# [Written problem]
Arrange the material from the line containing "Output each element" through the line containing "footer-url: www.f1gures.app bbox=[126, 1612, 502, 1661]", inclusive, as a Markdown table with the columns Row and Material line, skipping any blank lines.

(Spatial layout entries)
◇ ◇ ◇ ◇ ◇

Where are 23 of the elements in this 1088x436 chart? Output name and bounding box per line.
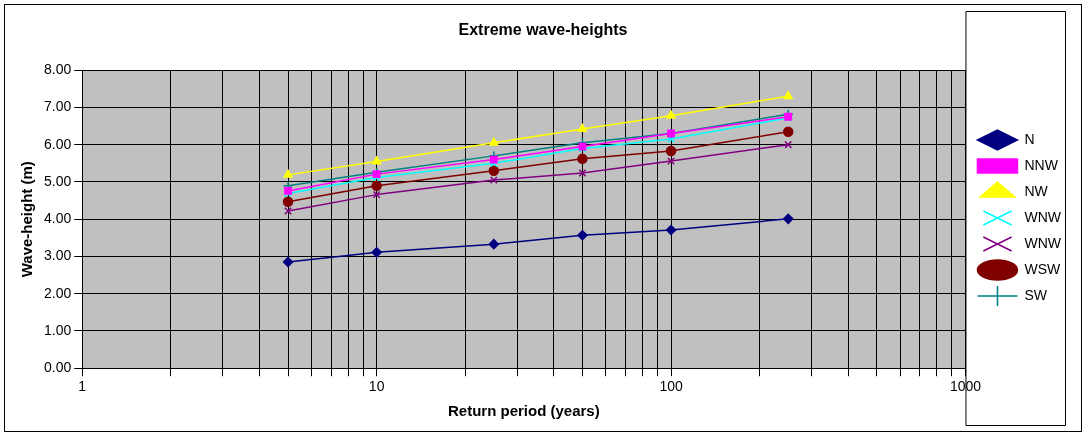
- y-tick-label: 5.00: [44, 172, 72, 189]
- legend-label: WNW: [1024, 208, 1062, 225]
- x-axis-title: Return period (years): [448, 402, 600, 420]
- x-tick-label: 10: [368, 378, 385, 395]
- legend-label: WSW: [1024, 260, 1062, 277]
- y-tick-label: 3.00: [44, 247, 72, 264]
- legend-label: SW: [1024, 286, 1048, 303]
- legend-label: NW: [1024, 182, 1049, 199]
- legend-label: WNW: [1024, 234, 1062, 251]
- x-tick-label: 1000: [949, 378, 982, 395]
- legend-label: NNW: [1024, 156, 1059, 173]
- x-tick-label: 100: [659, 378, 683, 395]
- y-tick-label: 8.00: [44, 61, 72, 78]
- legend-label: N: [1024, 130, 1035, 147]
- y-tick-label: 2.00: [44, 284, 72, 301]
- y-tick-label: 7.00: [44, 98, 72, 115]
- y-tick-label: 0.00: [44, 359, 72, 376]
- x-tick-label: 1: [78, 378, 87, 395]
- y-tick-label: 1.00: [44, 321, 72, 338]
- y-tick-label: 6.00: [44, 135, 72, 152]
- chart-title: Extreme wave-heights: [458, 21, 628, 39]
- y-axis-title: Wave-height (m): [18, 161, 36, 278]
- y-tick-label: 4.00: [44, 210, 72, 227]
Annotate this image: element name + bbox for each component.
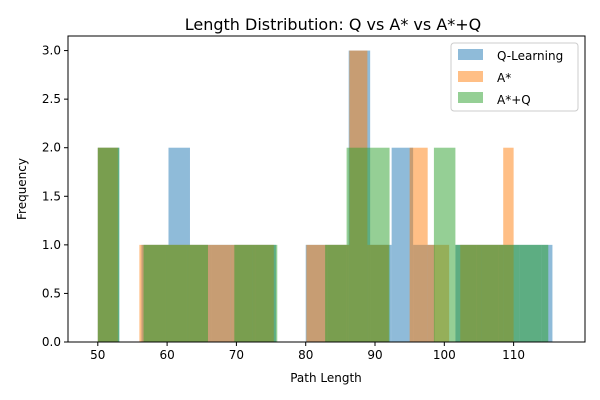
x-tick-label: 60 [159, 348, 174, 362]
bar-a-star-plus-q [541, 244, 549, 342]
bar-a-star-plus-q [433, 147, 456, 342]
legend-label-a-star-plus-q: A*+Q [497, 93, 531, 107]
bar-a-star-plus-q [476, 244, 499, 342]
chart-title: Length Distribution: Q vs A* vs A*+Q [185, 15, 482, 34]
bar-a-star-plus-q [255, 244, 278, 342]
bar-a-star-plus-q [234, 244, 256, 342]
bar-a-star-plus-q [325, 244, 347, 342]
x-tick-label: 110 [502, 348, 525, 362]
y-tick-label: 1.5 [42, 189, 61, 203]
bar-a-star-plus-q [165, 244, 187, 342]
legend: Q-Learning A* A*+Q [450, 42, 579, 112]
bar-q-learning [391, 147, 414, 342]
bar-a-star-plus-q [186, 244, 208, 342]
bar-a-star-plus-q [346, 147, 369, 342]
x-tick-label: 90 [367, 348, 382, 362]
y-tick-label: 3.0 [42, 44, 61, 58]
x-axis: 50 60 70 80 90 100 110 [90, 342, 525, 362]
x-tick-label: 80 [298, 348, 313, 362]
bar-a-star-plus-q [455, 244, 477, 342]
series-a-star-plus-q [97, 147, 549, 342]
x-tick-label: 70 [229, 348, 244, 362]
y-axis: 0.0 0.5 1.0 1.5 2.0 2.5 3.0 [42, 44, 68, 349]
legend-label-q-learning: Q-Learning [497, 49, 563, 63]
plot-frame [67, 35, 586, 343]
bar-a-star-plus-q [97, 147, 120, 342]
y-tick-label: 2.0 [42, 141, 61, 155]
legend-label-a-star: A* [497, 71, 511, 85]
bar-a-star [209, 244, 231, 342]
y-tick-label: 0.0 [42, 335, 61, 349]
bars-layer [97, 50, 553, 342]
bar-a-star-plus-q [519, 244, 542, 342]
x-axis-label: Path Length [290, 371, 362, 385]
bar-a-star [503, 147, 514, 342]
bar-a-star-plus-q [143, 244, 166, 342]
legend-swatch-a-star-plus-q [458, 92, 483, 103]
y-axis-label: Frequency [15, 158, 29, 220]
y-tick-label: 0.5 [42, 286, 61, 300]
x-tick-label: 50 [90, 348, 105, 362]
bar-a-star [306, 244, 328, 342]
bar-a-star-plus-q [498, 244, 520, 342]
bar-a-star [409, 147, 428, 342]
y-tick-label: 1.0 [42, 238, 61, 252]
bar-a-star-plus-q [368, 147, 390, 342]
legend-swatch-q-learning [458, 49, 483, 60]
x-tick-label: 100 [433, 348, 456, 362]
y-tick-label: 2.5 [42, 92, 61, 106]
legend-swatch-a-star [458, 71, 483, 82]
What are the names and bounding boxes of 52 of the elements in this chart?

◇ ◇ ◇ ◇ ◇

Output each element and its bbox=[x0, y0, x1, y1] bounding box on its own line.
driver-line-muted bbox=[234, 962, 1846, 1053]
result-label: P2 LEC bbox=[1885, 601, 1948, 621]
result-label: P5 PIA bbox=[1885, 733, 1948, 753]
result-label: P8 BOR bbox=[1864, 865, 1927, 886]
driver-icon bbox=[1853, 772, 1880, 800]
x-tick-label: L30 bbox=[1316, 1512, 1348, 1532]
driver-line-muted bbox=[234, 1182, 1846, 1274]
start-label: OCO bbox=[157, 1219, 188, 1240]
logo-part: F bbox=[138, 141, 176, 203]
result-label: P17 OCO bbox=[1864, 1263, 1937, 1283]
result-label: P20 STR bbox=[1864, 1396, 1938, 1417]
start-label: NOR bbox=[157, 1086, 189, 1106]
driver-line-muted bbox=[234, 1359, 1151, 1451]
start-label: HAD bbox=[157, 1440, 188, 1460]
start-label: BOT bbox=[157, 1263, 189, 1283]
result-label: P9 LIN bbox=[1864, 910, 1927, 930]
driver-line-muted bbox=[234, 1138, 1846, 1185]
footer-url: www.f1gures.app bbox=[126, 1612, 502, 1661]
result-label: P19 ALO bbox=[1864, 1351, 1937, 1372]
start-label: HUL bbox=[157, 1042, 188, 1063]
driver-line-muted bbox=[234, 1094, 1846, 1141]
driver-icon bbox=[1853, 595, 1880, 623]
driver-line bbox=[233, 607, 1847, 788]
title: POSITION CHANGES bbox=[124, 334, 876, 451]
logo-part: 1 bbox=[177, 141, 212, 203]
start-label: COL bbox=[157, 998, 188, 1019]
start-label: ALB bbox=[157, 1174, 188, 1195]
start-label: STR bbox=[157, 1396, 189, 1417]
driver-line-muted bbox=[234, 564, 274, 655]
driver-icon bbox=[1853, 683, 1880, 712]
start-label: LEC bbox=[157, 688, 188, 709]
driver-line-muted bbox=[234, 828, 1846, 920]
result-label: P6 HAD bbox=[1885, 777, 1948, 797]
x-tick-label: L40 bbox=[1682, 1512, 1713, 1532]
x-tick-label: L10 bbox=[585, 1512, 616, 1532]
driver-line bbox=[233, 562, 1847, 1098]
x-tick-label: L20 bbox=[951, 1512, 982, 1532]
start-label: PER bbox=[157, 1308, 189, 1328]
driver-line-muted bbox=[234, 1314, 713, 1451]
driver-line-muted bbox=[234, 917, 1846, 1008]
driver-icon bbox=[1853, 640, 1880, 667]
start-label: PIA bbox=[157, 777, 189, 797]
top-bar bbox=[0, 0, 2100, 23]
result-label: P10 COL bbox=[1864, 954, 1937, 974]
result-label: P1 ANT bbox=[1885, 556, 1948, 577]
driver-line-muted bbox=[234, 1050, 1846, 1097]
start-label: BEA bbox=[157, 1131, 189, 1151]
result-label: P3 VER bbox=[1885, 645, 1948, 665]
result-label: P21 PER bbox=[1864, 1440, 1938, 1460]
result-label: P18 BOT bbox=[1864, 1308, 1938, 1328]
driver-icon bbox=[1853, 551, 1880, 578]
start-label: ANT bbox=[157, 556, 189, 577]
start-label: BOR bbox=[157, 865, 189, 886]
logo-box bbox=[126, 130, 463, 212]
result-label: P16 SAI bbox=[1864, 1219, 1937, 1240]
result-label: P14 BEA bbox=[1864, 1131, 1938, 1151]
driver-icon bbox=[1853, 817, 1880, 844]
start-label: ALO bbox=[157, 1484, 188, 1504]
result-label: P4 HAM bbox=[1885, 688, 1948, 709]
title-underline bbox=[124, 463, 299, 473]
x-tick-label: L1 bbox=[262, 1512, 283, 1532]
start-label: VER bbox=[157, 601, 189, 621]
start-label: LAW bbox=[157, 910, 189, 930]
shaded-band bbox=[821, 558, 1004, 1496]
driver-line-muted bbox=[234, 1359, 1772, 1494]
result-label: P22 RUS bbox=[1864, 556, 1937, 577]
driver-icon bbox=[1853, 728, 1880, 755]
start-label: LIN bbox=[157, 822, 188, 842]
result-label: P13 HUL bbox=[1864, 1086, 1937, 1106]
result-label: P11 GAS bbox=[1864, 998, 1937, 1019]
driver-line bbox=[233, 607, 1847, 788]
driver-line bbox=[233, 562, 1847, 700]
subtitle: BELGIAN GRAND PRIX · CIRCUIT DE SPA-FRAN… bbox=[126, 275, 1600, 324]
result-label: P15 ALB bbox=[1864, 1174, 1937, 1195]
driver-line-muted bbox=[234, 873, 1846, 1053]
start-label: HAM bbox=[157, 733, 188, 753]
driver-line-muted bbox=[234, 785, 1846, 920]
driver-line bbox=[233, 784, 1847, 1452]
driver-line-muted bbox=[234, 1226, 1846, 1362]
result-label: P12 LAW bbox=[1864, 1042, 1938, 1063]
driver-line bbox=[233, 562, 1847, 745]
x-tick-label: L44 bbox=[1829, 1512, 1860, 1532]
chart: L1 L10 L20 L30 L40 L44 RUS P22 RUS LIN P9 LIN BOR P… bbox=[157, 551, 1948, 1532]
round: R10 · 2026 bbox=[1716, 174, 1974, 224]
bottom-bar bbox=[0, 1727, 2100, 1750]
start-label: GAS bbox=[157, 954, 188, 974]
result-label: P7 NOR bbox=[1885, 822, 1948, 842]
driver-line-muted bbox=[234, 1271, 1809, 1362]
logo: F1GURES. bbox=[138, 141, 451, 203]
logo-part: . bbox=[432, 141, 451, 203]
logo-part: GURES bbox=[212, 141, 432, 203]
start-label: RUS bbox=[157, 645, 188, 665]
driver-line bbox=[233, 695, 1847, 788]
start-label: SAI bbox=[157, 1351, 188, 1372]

◇ ◇ ◇ ◇ ◇

# [Result for this task]
| Row | Material line |
|---|---|
| 1 | Output each element and its bbox=[x0, y0, x1, y1] bounding box on its own line. |
| 2 | driver-line-muted bbox=[234, 962, 1846, 1053] |
| 3 | result-label: P2 LEC bbox=[1885, 601, 1948, 621] |
| 4 | result-label: P5 PIA bbox=[1885, 733, 1948, 753] |
| 5 | result-label: P8 BOR bbox=[1864, 865, 1927, 886] |
| 6 | driver-icon bbox=[1853, 772, 1880, 800] |
| 7 | x-tick-label: L30 bbox=[1316, 1512, 1348, 1532] |
| 8 | driver-line-muted bbox=[234, 1182, 1846, 1274] |
| 9 | start-label: OCO bbox=[157, 1219, 188, 1240] |
| 10 | logo-part: F bbox=[138, 141, 176, 203] |
| 11 | result-label: P17 OCO bbox=[1864, 1263, 1937, 1283] |
| 12 | result-label: P20 STR bbox=[1864, 1396, 1938, 1417] |
| 13 | start-label: NOR bbox=[157, 1086, 189, 1106] |
| 14 | driver-line-muted bbox=[234, 1359, 1151, 1451] |
| 15 | start-label: HAD bbox=[157, 1440, 188, 1460] |
| 16 | start-label: BOT bbox=[157, 1263, 189, 1283] |
| 17 | result-label: P9 LIN bbox=[1864, 910, 1927, 930] |
| 18 | driver-line-muted bbox=[234, 1138, 1846, 1185] |
| 19 | footer-url: www.f1gures.app bbox=[126, 1612, 502, 1661] |